Figure record listings
--- Start ---
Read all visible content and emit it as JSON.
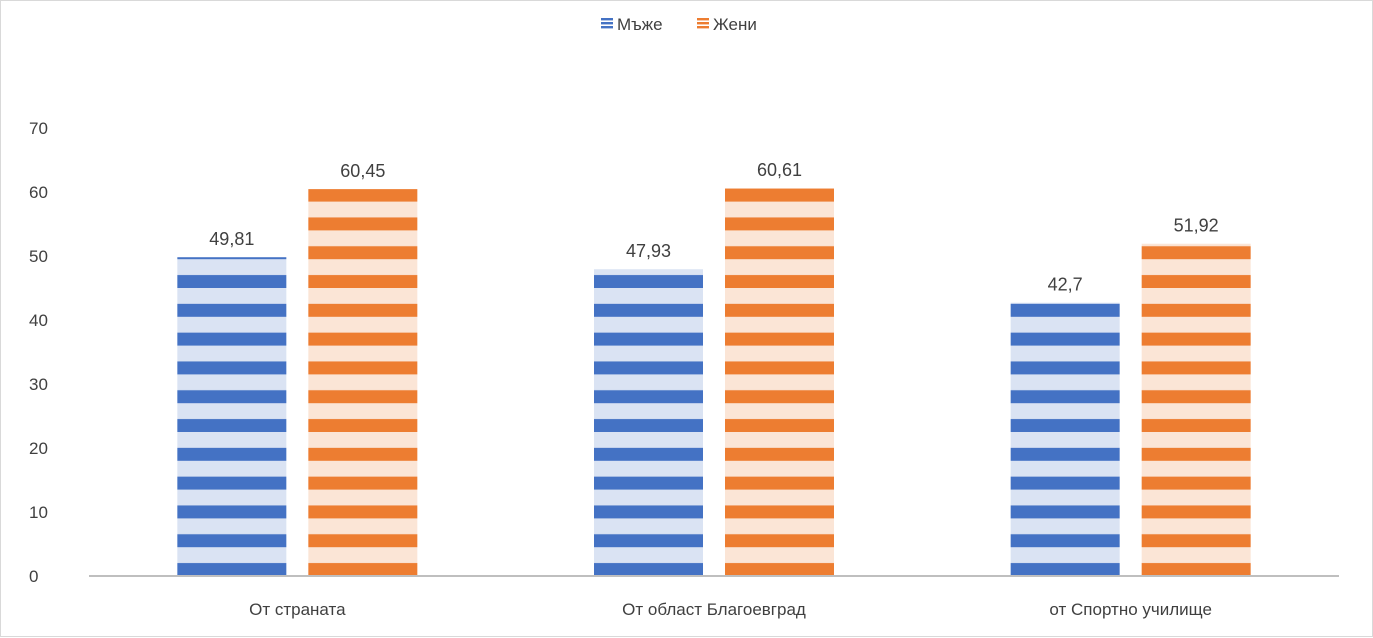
{
  "chart_data": {
    "type": "bar",
    "title": "",
    "xlabel": "",
    "ylabel": "",
    "categories": [
      "От страната",
      "От област Благоевград",
      "от Спортно училище"
    ],
    "series": [
      {
        "name": "Мъже",
        "values": [
          49.81,
          47.93,
          42.7
        ],
        "labels": [
          "49,81",
          "47,93",
          "42,7"
        ],
        "color": "#4472c4",
        "light_color": "#dae3f3"
      },
      {
        "name": "Жени",
        "values": [
          60.45,
          60.61,
          51.92
        ],
        "labels": [
          "60,45",
          "60,61",
          "51,92"
        ],
        "color": "#ed7d31",
        "light_color": "#fbe5d6"
      }
    ],
    "ylim": [
      0,
      70
    ],
    "yticks": [
      "0",
      "10",
      "20",
      "30",
      "40",
      "50",
      "60",
      "70"
    ],
    "grid": false,
    "legend_position": "top",
    "bar_pattern": "horizontal stripes",
    "axis_color": "#bfbfbf",
    "text_color": "#404040"
  }
}
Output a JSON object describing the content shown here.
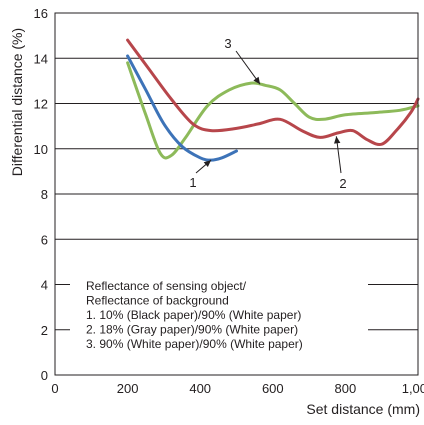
{
  "chart_data": {
    "type": "line",
    "title": "",
    "xlabel": "Set distance (mm)",
    "ylabel": "Differential distance (%)",
    "xlim": [
      0,
      1000
    ],
    "ylim": [
      0,
      16
    ],
    "x_ticks": [
      0,
      200,
      400,
      600,
      800,
      1000
    ],
    "x_tick_labels": [
      "0",
      "200",
      "400",
      "600",
      "800",
      "1,000"
    ],
    "y_ticks": [
      0,
      2,
      4,
      6,
      8,
      10,
      12,
      14,
      16
    ],
    "y_tick_labels": [
      "0",
      "2",
      "4",
      "6",
      "8",
      "10",
      "12",
      "14",
      "16"
    ],
    "grid": "horizontal",
    "series": [
      {
        "name": "1",
        "color": "#3d73b8",
        "x": [
          200,
          250,
          300,
          350,
          400,
          430,
          460,
          500
        ],
        "y": [
          14.1,
          12.6,
          11.1,
          10.1,
          9.6,
          9.5,
          9.6,
          9.9
        ]
      },
      {
        "name": "2",
        "color": "#b7464b",
        "x": [
          200,
          260,
          320,
          380,
          430,
          500,
          560,
          620,
          680,
          730,
          780,
          820,
          860,
          900,
          940,
          980,
          1000
        ],
        "y": [
          14.8,
          13.5,
          12.2,
          11.1,
          10.8,
          10.9,
          11.1,
          11.3,
          10.8,
          10.5,
          10.7,
          10.8,
          10.4,
          10.2,
          10.8,
          11.6,
          12.2
        ]
      },
      {
        "name": "3",
        "color": "#8dba5a",
        "x": [
          200,
          250,
          290,
          320,
          360,
          420,
          480,
          540,
          580,
          620,
          660,
          700,
          740,
          800,
          880,
          950,
          1000
        ],
        "y": [
          13.8,
          11.5,
          9.8,
          9.7,
          10.5,
          11.9,
          12.6,
          12.9,
          12.8,
          12.6,
          12.0,
          11.4,
          11.3,
          11.5,
          11.6,
          11.7,
          11.9
        ]
      }
    ],
    "annotations": [
      {
        "text": "1",
        "series": "1"
      },
      {
        "text": "2",
        "series": "2"
      },
      {
        "text": "3",
        "series": "3"
      }
    ],
    "legend": {
      "placement": "bottom-left",
      "lines": [
        "Reflectance of sensing object/",
        "Reflectance of background",
        "1. 10% (Black paper)/90% (White paper)",
        "2. 18% (Gray paper)/90% (White paper)",
        "3. 90% (White paper)/90% (White paper)"
      ]
    }
  }
}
--- End ---
▶ **PROBLEM DESCRIPTION**
Above are several records. Count the lines among them that contain "distance" and give only the total.

▶ **TASK RESPONSE**
2